● Testo estratto
▼▼▼

La città che sale, opera di
Umberto Boccioni del 1910, concentrava una serie di tensioni e contraddizioni che Danilo Eccher descrive come
“il simbolo di un’epoca ma anche un tema con cui oggi è necessario misurarsi, il tema della leggibilità del proprio futuro, gli auspici e le ansie, l’irrefrenabile desiderio di precipitarsi nell’ignoto e la fragile necessità di salvaguardare una memoria, un’identità”.
Partendo dal titolo e dalle suggestioni dell’opera futurista, dopo un test non completamente riuscito a Benevento, la mostra arriva a Roma con le stesse intenzioni e le ottime premesse teoriche, ma purtroppo con i medesimi impacci pratici. Così, la volontà di Eccher e Odile Decq di stabilire un equilibrato rapporto fra arte e architettura -attraverso la distinzione tra costruzione utopica, costruzione sociale e costruzione dell’instabilità- diventa stranamente un evidente predominio della seconda, ma soprattutto un incomprensibile isolamento della prima.
In questo senso, lungo il percorso della mostra, nella maggior parte dei casi l’architettura è trattenuta nel suo versante più strettamente estetico, come vaghi ricordi di un’immaginazione avveniristica che resta impassibile di fronte alla realtà frenetica che sostiene quotidianamente. Se il ritratto di Dorian Gray invecchiava al posto del personaggio, qui è il reale a degradarsi mentre si celebra eternamente l’idealizzazione dell’impronta sulla fotografia ingrandita. E in questo contesto, i lavori di alcuni dei nomi più affermati del panorama artistico deambulano isolati alla ricerca di un luogo dover poter respirare, dover poter trasmettere senza interferenze e misurarsi con la capacità di interagire e modificare l’ambiente circostante.

▲▲▲

Righe da un dataset di layout:
▼▼▼

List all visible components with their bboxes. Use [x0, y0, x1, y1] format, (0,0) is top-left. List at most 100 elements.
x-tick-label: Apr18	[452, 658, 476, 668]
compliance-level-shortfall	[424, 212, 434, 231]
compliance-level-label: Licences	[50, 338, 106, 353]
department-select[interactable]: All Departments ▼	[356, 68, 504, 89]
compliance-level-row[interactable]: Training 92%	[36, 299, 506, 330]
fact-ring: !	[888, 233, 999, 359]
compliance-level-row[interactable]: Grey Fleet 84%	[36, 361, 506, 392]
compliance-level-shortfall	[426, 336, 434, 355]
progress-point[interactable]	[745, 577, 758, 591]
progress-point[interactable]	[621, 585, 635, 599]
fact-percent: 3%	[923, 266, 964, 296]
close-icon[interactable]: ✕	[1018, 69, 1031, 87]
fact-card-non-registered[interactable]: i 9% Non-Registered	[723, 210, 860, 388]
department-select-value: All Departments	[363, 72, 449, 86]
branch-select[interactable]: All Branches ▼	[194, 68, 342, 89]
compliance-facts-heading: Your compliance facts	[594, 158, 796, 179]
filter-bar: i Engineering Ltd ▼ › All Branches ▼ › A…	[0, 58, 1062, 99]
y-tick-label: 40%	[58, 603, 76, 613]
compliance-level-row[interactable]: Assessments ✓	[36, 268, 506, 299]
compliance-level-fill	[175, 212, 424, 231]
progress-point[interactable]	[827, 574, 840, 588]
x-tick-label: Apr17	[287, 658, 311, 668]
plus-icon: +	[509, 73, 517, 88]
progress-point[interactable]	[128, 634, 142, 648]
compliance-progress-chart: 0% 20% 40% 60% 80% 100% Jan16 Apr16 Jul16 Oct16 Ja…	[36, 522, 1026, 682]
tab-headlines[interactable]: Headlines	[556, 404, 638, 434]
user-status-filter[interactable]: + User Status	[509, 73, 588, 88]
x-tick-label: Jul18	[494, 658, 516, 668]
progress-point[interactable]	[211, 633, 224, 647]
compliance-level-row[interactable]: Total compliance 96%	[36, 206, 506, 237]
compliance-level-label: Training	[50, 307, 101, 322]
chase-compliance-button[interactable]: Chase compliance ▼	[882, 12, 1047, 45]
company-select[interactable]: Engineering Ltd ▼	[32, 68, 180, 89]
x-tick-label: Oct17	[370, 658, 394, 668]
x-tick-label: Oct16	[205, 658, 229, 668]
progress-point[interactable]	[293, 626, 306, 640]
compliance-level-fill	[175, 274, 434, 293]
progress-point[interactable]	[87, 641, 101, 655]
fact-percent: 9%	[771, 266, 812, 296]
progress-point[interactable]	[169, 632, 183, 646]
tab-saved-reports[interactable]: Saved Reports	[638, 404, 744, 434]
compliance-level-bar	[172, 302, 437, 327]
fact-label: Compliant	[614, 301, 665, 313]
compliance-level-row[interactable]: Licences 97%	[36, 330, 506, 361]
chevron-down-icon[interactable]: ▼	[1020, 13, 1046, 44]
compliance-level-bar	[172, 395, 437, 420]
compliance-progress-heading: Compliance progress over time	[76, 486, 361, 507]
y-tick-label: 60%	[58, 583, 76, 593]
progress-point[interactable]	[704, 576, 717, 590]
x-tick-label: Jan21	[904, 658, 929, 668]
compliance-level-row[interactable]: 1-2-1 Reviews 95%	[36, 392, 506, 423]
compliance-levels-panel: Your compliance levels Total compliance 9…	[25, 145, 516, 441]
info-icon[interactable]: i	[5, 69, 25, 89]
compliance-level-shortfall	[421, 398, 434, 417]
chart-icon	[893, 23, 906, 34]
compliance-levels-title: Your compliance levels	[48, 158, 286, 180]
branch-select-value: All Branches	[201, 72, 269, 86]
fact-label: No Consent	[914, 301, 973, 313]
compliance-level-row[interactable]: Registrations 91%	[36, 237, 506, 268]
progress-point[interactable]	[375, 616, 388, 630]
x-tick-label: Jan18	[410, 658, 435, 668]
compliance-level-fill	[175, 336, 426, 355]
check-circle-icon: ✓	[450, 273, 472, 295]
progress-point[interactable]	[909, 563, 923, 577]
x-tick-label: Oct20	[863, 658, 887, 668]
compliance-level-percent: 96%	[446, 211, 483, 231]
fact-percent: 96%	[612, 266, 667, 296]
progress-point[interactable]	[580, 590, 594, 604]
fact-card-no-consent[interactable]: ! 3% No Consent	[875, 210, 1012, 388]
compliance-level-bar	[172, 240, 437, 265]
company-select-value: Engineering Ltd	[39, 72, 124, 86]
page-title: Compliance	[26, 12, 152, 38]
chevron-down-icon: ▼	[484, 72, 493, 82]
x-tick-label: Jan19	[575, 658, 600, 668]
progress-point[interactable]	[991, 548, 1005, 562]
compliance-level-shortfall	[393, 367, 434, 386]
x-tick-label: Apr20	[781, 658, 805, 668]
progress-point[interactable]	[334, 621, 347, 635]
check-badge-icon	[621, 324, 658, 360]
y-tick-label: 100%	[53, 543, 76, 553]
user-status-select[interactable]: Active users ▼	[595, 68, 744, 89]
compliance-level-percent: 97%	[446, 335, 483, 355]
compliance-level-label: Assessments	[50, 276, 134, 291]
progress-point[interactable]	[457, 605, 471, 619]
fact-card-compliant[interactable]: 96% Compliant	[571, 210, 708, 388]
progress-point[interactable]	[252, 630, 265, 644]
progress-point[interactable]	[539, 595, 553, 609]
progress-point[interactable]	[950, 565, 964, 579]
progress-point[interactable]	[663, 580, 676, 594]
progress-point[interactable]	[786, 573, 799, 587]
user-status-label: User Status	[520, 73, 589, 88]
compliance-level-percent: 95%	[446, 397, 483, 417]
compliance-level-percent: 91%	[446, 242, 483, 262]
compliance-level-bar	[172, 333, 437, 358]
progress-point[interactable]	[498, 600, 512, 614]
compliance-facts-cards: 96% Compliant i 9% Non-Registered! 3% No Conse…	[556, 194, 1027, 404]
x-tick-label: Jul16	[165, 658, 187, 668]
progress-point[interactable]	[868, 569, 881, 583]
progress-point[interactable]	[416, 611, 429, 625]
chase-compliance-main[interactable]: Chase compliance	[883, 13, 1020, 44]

▲▲▲

● Compiti da svolgere
- A) Modifica l'elenco dalla prima riga fino a quella con "chase-compliance-button[interactable]: Chase compliance", compresa: sostituisci "All Branches" con "Tutte le filiali" e lascia invariato tutto il resto.
- B) Riprendi la recensione della mostra ispirata a La città che sale e continuala dopo l'ultima frase riportata.

● Ecco le risposte
- A)
List all visible components with their bboxes. Use [x0, y0, x1, y1] format, (0,0) is top-left. List at most 100 elements.
x-tick-label: Apr18	[452, 658, 476, 668]
compliance-level-shortfall	[424, 212, 434, 231]
compliance-level-label: Licences	[50, 338, 106, 353]
department-select[interactable]: All Departments ▼	[356, 68, 504, 89]
compliance-level-row[interactable]: Training 92%	[36, 299, 506, 330]
fact-ring: !	[888, 233, 999, 359]
compliance-level-row[interactable]: Grey Fleet 84%	[36, 361, 506, 392]
compliance-level-shortfall	[426, 336, 434, 355]
progress-point[interactable]	[745, 577, 758, 591]
progress-point[interactable]	[621, 585, 635, 599]
fact-percent: 3%	[923, 266, 964, 296]
close-icon[interactable]: ✕	[1018, 69, 1031, 87]
fact-card-non-registered[interactable]: i 9% Non-Registered	[723, 210, 860, 388]
department-select-value: All Departments	[363, 72, 449, 86]
branch-select[interactable]: Tutte le filiali ▼	[194, 68, 342, 89]
compliance-facts-heading: Your compliance facts	[594, 158, 796, 179]
filter-bar: i Engineering Ltd ▼ › Tutte le filiali ▼ › A…	[0, 58, 1062, 99]
y-tick-label: 40%	[58, 603, 76, 613]
compliance-level-row[interactable]: Assessments ✓	[36, 268, 506, 299]
compliance-level-fill	[175, 212, 424, 231]
progress-point[interactable]	[827, 574, 840, 588]
x-tick-label: Apr17	[287, 658, 311, 668]
plus-icon: +	[509, 73, 517, 88]
progress-point[interactable]	[128, 634, 142, 648]
compliance-progress-chart: 0% 20% 40% 60% 80% 100% Jan16 Apr16 Jul16 Oct16 Ja…	[36, 522, 1026, 682]
tab-headlines[interactable]: Headlines	[556, 404, 638, 434]
user-status-filter[interactable]: + User Status	[509, 73, 588, 88]
x-tick-label: Jul18	[494, 658, 516, 668]
progress-point[interactable]	[211, 633, 224, 647]
compliance-level-row[interactable]: Total compliance 96%	[36, 206, 506, 237]
compliance-level-label: Training	[50, 307, 101, 322]
chase-compliance-button[interactable]: Chase compliance ▼	[882, 12, 1047, 45]

- B)
Gregor Schneider sorprende con
Doppelgarage, un’invogliante installazione che propone un garage, rigoroso fino alla peculiarità olfattiva, mentre l’attesa minimale e inaspettata di
Elmgreen & Dragset si confronta con la critica sociale dei concettuali
Ilya & Emilia Kabakov. Ma nella sala a fronte, la confusione diventa disorientante: l’installazione di
Hans Op de Beeck, composta da un grande modello
Accumulation e un video
Building interamente realizzato al computer, o il suggestivo
Tappeto volante di
Stalker insieme alla ricerca di
Jonh Bock, al confine tra performance e installazione, rimangono emarginati e privi di collegamento con la costruzione utopica di
Luca Pancrazzi, ingegnere di un micromondo sempre in frenetica attività, o con lo squilibrio di
Massimo Bartolini, che svolazza fino al soffitto per cercare qualche sorta di autonomia. Di conseguenza, se la mostra congettura una visione del futuro o almeno prova a individuare qualche traccia di ciò che sarà la città di domani, il risultato sembra evidenziarsi innanzitutto celato dietro le trappole di
Andreas Slominski o nell’evidente precarietà di
Valery Koshlyakov.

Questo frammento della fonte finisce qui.